| Set exercise |
Review the material line by line. Identify and copy every line that contains the string "meta".

Stored data:
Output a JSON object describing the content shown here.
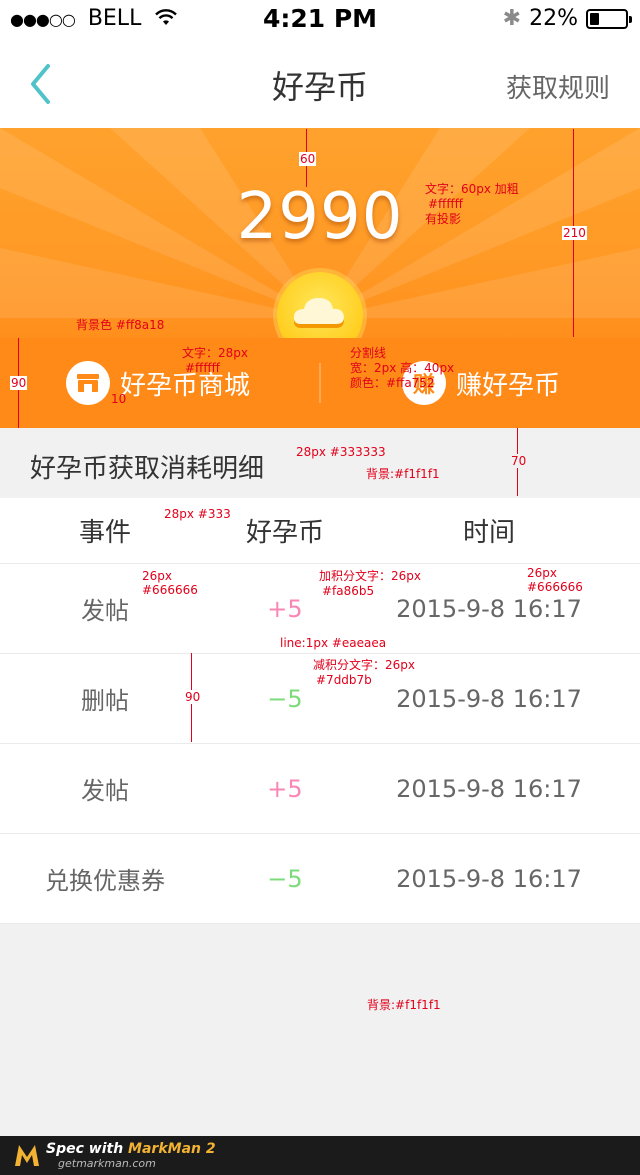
{
  "status_bar": {
    "signal_dots": "●●●○○",
    "carrier": "BELL",
    "time": "4:21 PM",
    "battery": "22%",
    "battery_level": 0.22
  },
  "nav": {
    "title": "好孕币",
    "right_link": "获取规则"
  },
  "banner": {
    "coin_count": "2990"
  },
  "actions": {
    "shop_label": "好孕币商城",
    "earn_label": "赚好孕币",
    "earn_badge": "赚"
  },
  "section": {
    "title": "好孕币获取消耗明细"
  },
  "table": {
    "headers": [
      "事件",
      "好孕币",
      "时间"
    ],
    "rows": [
      {
        "event": "发帖",
        "points": "+5",
        "type": "plus",
        "time": "2015-9-8 16:17"
      },
      {
        "event": "删帖",
        "points": "−5",
        "type": "minus",
        "time": "2015-9-8 16:17"
      },
      {
        "event": "发帖",
        "points": "+5",
        "type": "plus",
        "time": "2015-9-8 16:17"
      },
      {
        "event": "兑换优惠券",
        "points": "−5",
        "type": "minus",
        "time": "2015-9-8 16:17"
      }
    ]
  },
  "annotations": {
    "banner_top": "60",
    "banner_height": "210",
    "count_spec_1": "文字：60px 加粗",
    "count_spec_2": "#ffffff",
    "count_spec_3": "有投影",
    "action_bg": "背景色 #ff8a18",
    "action_height": "90",
    "action_text_1": "文字：28px",
    "action_text_2": "#ffffff",
    "icon_gap": "10",
    "divider_1": "分割线",
    "divider_2": "宽：2px 高：40px",
    "divider_3": "颜色：#ffa752",
    "section_text": "28px #333333",
    "section_bg": "背景:#f1f1f1",
    "section_height": "70",
    "header_text": "28px #333",
    "event_text_1": "26px",
    "event_text_2": "#666666",
    "plus_text_1": "加积分文字：26px",
    "plus_text_2": "#fa86b5",
    "time_text_1": "26px",
    "time_text_2": "#666666",
    "line_spec": "line:1px #eaeaea",
    "minus_text_1": "减积分文字：26px",
    "minus_text_2": "#7ddb7b",
    "row_height": "90",
    "bottom_bg": "背景:#f1f1f1"
  },
  "footer": {
    "text_prefix": "Spec with ",
    "text_brand": "MarkMan 2",
    "site": "getmarkman.com"
  },
  "colors": {
    "accent": "#4fc3c8",
    "banner": "#ff9a26",
    "action_bg": "#ff8a18",
    "divider": "#ffa752",
    "plus": "#fa86b5",
    "minus": "#7ddb7b",
    "text": "#333333",
    "text_secondary": "#666666",
    "line": "#eaeaea",
    "bg": "#f1f1f1"
  }
}
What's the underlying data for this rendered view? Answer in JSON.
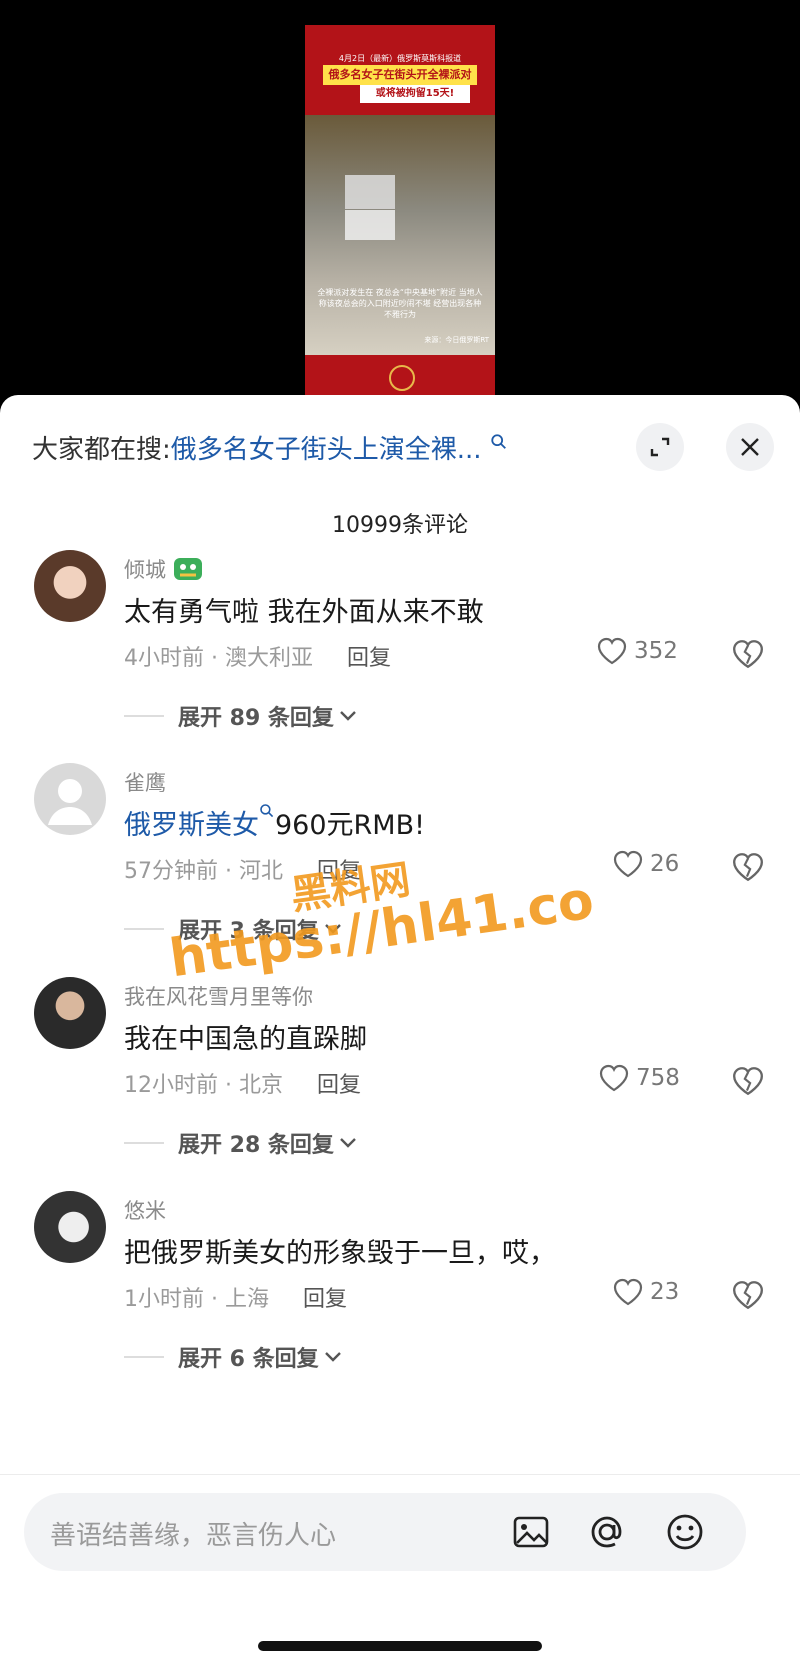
{
  "video": {
    "banner_top": "4月2日（最新）俄罗斯莫斯科报道",
    "banner_title": "俄多名女子在街头开全裸派对",
    "banner_sub": "或将被拘留15天!",
    "caption": "全裸派对发生在 夜总会“中央基地”附近 当地人称该夜总会的入口附近吵闹不堪 经营出现各种不雅行为",
    "source": "来源：今日俄罗斯RT"
  },
  "header": {
    "search_prefix": "大家都在搜:",
    "search_query": "俄多名女子街头上演全裸...",
    "comment_count": "10999条评论"
  },
  "comments": [
    {
      "name": "倾城",
      "text": "太有勇气啦 我在外面从来不敢",
      "meta": "4小时前 · 澳大利亚",
      "reply": "回复",
      "likes": "352",
      "expand": "展开 89 条回复"
    },
    {
      "name": "雀鹰",
      "text_link": "俄罗斯美女",
      "text_rest": "960元RMB!",
      "meta": "57分钟前 · 河北",
      "reply": "回复",
      "likes": "26",
      "expand": "展开 3 条回复"
    },
    {
      "name": "我在风花雪月里等你",
      "text": "我在中国急的直跺脚",
      "meta": "12小时前 · 北京",
      "reply": "回复",
      "likes": "758",
      "expand": "展开 28 条回复"
    },
    {
      "name": "悠米",
      "text": "把俄罗斯美女的形象毁于一旦，哎，",
      "meta": "1小时前 · 上海",
      "reply": "回复",
      "likes": "23",
      "expand": "展开 6 条回复"
    }
  ],
  "input": {
    "placeholder": "善语结善缘，恶言伤人心"
  },
  "watermark": {
    "line1": "黑料网",
    "line2": "https://hl41.co"
  }
}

| Answer to this task |
      "meta": "4小时前 · 澳大利亚",
      "meta": "57分钟前 · 河北",
      "meta": "12小时前 · 北京",
      "meta": "1小时前 · 上海",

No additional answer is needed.